>> Start

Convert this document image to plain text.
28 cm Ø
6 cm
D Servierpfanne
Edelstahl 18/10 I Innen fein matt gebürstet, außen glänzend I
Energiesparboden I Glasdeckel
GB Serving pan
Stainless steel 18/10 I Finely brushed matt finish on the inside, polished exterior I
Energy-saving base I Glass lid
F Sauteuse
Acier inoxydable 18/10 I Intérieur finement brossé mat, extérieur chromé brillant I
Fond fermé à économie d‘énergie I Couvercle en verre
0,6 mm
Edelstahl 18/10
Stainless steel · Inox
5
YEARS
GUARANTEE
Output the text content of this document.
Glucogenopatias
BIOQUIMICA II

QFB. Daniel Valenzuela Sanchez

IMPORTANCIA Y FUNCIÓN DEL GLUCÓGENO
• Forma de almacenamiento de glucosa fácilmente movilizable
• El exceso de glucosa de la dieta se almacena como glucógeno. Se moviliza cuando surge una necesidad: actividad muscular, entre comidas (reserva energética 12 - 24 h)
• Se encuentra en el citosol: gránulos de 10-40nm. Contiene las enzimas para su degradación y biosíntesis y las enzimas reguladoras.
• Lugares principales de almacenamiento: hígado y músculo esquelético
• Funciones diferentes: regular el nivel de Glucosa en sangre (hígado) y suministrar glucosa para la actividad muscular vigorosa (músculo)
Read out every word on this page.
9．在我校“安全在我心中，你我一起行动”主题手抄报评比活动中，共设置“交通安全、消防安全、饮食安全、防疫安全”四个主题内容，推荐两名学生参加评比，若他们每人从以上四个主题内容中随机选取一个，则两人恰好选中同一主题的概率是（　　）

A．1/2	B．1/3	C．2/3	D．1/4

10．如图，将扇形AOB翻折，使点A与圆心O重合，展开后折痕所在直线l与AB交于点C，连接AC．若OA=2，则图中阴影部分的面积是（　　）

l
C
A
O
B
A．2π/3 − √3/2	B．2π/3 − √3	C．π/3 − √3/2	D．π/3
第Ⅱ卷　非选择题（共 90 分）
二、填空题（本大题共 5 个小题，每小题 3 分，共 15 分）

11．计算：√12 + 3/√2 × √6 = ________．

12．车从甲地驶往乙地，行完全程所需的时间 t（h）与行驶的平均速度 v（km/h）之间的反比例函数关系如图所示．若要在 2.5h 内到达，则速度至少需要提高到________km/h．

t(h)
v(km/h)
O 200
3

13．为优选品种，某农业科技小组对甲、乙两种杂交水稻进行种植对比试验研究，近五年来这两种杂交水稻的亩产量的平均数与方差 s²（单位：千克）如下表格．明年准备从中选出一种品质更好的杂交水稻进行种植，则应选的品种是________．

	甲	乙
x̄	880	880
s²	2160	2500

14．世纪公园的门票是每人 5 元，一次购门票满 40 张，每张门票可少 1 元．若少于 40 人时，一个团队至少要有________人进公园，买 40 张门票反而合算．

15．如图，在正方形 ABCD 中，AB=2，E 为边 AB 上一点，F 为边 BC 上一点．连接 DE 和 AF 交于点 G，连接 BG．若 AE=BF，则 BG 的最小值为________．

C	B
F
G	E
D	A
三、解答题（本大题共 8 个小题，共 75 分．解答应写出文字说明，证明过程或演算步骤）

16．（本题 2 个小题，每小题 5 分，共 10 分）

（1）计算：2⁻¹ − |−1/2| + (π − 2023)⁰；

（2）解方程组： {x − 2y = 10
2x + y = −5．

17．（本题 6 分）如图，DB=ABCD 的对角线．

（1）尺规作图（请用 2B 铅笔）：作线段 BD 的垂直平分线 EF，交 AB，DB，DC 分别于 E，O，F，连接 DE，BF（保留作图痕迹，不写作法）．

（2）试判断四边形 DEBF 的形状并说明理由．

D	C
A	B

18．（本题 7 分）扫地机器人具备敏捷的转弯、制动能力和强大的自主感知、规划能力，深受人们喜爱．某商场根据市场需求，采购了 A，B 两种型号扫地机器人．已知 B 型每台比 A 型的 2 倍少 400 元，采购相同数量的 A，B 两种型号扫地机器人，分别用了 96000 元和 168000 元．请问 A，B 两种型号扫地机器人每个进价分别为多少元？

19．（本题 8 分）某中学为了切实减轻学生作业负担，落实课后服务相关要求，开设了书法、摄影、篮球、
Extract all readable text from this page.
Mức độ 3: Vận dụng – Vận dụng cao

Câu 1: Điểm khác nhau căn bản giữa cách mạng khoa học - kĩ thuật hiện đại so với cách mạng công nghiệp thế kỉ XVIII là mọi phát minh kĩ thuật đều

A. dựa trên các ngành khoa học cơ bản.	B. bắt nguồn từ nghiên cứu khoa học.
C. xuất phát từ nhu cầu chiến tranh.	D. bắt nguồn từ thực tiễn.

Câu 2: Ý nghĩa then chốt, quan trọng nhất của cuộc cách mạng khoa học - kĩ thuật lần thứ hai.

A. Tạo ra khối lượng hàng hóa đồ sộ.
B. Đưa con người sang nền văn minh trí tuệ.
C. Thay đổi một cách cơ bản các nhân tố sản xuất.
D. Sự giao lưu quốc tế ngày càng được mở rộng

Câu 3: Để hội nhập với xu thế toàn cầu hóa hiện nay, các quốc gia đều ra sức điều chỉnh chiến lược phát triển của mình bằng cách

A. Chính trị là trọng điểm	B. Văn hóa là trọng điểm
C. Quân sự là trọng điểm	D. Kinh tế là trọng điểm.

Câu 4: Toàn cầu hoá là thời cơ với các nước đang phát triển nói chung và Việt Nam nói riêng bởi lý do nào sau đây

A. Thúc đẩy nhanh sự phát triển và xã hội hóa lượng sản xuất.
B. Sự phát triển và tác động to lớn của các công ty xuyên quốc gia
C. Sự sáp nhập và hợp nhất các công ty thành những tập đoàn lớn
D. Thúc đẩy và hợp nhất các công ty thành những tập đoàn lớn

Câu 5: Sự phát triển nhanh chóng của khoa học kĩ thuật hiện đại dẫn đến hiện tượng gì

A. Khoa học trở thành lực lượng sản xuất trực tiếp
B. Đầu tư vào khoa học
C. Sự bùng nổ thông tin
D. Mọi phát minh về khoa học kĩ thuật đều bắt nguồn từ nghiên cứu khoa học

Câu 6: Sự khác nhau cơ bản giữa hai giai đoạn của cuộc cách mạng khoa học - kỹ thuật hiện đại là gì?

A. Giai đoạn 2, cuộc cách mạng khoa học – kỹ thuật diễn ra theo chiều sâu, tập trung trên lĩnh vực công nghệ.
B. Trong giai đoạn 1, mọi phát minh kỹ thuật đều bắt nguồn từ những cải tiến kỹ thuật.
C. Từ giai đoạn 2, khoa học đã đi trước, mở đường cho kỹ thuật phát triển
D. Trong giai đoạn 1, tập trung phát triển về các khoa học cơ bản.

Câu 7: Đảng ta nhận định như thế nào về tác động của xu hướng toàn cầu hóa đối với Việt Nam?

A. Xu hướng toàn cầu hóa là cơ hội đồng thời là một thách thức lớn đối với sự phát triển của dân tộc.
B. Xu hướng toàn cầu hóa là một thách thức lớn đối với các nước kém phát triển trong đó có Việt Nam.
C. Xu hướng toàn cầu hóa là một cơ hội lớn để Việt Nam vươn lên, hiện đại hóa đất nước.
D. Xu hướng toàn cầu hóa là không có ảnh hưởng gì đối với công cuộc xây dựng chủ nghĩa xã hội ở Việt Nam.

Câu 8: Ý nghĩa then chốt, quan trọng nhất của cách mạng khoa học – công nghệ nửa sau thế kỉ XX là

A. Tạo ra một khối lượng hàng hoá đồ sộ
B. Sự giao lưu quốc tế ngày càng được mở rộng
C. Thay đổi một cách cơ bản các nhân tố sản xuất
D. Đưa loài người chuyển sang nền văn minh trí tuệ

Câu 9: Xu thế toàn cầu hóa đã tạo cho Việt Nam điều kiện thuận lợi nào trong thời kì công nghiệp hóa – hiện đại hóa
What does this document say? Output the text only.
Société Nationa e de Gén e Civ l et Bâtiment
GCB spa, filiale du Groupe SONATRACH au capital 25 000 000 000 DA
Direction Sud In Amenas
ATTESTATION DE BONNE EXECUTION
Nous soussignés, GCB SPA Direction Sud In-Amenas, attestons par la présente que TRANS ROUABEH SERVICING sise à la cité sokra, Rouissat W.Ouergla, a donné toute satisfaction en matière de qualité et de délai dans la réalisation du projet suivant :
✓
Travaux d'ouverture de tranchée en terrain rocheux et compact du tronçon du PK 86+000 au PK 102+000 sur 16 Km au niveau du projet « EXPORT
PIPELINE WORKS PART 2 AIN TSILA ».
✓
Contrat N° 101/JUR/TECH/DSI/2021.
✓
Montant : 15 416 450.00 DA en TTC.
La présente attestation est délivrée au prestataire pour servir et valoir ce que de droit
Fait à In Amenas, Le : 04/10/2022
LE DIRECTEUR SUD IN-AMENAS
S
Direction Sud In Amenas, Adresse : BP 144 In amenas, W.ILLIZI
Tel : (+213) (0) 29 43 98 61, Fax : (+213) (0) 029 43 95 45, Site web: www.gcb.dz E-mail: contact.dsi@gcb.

>> End

Task instructions:
Copy all lines from the material that hold "giữa".

Complete response:
Câu 1: Điểm khác nhau căn bản giữa cách mạng khoa học - kĩ thuật hiện đại so với cách mạng công nghiệp thế kỉ XVIII là mọi phát minh kĩ thuật đều
Câu 6: Sự khác nhau cơ bản giữa hai giai đoạn của cuộc cách mạng khoa học - kỹ thuật hiện đại là gì?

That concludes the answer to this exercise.